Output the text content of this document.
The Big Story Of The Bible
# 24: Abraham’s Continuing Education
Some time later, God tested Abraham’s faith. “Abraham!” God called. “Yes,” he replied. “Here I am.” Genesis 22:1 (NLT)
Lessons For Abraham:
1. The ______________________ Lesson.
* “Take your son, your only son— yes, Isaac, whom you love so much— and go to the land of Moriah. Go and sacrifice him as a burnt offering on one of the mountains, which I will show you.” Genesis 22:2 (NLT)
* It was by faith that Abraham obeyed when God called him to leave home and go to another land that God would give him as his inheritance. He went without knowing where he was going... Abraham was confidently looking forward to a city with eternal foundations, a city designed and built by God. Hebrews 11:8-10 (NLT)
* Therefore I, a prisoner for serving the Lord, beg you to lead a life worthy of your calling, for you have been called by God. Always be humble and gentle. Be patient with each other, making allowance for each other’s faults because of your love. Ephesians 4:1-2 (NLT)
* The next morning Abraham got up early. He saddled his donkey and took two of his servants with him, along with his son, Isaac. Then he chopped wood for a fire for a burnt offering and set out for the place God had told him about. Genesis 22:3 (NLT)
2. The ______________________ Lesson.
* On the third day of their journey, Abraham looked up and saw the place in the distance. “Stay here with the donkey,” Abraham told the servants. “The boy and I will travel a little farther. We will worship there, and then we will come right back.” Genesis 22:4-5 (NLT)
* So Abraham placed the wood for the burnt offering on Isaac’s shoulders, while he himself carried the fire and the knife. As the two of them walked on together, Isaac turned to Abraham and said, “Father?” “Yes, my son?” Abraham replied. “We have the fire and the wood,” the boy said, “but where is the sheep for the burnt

== == ==

> _Brief_
Each line of the listing above should be output exactly.

> _Exercise answer_
Output the text content of this document.
The Big Story Of The Bible
# 24: Abraham’s Continuing Education
Some time later, God tested Abraham’s faith. “Abraham!” God called. “Yes,” he replied. “Here I am.” Genesis 22:1 (NLT)
Lessons For Abraham:
1. The ______________________ Lesson.
* “Take your son, your only son— yes, Isaac, whom you love so much— and go to the land of Moriah. Go and sacrifice him as a burnt offering on one of the mountains, which I will show you.” Genesis 22:2 (NLT)
* It was by faith that Abraham obeyed when God called him to leave home and go to another land that God would give him as his inheritance. He went without knowing where he was going... Abraham was confidently looking forward to a city with eternal foundations, a city designed and built by God. Hebrews 11:8-10 (NLT)
* Therefore I, a prisoner for serving the Lord, beg you to lead a life worthy of your calling, for you have been called by God. Always be humble and gentle. Be patient with each other, making allowance for each other’s faults because of your love. Ephesians 4:1-2 (NLT)
* The next morning Abraham got up early. He saddled his donkey and took two of his servants with him, along with his son, Isaac. Then he chopped wood for a fire for a burnt offering and set out for the place God had told him about. Genesis 22:3 (NLT)
2. The ______________________ Lesson.
* On the third day of their journey, Abraham looked up and saw the place in the distance. “Stay here with the donkey,” Abraham told the servants. “The boy and I will travel a little farther. We will worship there, and then we will come right back.” Genesis 22:4-5 (NLT)
* So Abraham placed the wood for the burnt offering on Isaac’s shoulders, while he himself carried the fire and the knife. As the two of them walked on together, Isaac turned to Abraham and said, “Father?” “Yes, my son?” Abraham replied. “We have the fire and the wood,” the boy said, “but where is the sheep for the burnt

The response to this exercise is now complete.